>> START Raw records
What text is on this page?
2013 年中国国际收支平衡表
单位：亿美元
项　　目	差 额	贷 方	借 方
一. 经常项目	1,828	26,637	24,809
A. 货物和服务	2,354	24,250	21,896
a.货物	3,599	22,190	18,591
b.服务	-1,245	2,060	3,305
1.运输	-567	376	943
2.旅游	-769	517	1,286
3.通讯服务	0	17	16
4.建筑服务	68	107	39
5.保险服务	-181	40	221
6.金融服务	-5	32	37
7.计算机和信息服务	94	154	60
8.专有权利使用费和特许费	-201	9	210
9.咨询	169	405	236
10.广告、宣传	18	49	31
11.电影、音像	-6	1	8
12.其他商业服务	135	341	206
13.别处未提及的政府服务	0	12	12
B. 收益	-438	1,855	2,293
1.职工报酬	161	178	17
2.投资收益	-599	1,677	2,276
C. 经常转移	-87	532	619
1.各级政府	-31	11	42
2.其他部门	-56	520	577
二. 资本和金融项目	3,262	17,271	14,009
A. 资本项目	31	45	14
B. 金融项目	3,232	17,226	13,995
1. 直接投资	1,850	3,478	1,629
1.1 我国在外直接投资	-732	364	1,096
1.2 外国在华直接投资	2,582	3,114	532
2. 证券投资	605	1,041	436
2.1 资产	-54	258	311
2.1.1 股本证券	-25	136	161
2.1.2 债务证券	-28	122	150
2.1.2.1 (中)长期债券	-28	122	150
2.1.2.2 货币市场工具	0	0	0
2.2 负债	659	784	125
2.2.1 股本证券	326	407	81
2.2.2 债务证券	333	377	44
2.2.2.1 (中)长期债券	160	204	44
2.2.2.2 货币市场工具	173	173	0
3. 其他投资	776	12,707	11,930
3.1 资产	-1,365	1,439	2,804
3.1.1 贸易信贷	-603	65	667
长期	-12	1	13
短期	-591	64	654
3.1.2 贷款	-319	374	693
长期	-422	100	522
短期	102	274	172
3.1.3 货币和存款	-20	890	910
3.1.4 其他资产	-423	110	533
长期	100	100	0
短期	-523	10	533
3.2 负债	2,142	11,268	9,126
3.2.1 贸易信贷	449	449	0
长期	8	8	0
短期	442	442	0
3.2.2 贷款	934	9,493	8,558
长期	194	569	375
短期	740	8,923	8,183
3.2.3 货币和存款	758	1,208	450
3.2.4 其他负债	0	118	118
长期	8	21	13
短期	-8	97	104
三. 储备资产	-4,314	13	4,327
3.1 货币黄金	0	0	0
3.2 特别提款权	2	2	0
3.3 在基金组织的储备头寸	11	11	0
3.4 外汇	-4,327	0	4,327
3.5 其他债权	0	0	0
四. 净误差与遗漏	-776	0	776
>> END Raw records
Goal of the exercise: Copy out each record exactly as given, omitting none.

In response:
What text is on this page?
2013 年中国国际收支平衡表
单位：亿美元
项　　目	差 额	贷 方	借 方
一. 经常项目	1,828	26,637	24,809
A. 货物和服务	2,354	24,250	21,896
a.货物	3,599	22,190	18,591
b.服务	-1,245	2,060	3,305
1.运输	-567	376	943
2.旅游	-769	517	1,286
3.通讯服务	0	17	16
4.建筑服务	68	107	39
5.保险服务	-181	40	221
6.金融服务	-5	32	37
7.计算机和信息服务	94	154	60
8.专有权利使用费和特许费	-201	9	210
9.咨询	169	405	236
10.广告、宣传	18	49	31
11.电影、音像	-6	1	8
12.其他商业服务	135	341	206
13.别处未提及的政府服务	0	12	12
B. 收益	-438	1,855	2,293
1.职工报酬	161	178	17
2.投资收益	-599	1,677	2,276
C. 经常转移	-87	532	619
1.各级政府	-31	11	42
2.其他部门	-56	520	577
二. 资本和金融项目	3,262	17,271	14,009
A. 资本项目	31	45	14
B. 金融项目	3,232	17,226	13,995
1. 直接投资	1,850	3,478	1,629
1.1 我国在外直接投资	-732	364	1,096
1.2 外国在华直接投资	2,582	3,114	532
2. 证券投资	605	1,041	436
2.1 资产	-54	258	311
2.1.1 股本证券	-25	136	161
2.1.2 债务证券	-28	122	150
2.1.2.1 (中)长期债券	-28	122	150
2.1.2.2 货币市场工具	0	0	0
2.2 负债	659	784	125
2.2.1 股本证券	326	407	81
2.2.2 债务证券	333	377	44
2.2.2.1 (中)长期债券	160	204	44
2.2.2.2 货币市场工具	173	173	0
3. 其他投资	776	12,707	11,930
3.1 资产	-1,365	1,439	2,804
3.1.1 贸易信贷	-603	65	667
长期	-12	1	13
短期	-591	64	654
3.1.2 贷款	-319	374	693
长期	-422	100	522
短期	102	274	172
3.1.3 货币和存款	-20	890	910
3.1.4 其他资产	-423	110	533
长期	100	100	0
短期	-523	10	533
3.2 负债	2,142	11,268	9,126
3.2.1 贸易信贷	449	449	0
长期	8	8	0
短期	442	442	0
3.2.2 贷款	934	9,493	8,558
长期	194	569	375
短期	740	8,923	8,183
3.2.3 货币和存款	758	1,208	450
3.2.4 其他负债	0	118	118
长期	8	21	13
短期	-8	97	104
三. 储备资产	-4,314	13	4,327
3.1 货币黄金	0	0	0
3.2 特别提款权	2	2	0
3.3 在基金组织的储备头寸	11	11	0
3.4 外汇	-4,327	0	4,327
3.5 其他债权	0	0	0
四. 净误差与遗漏	-776	0	776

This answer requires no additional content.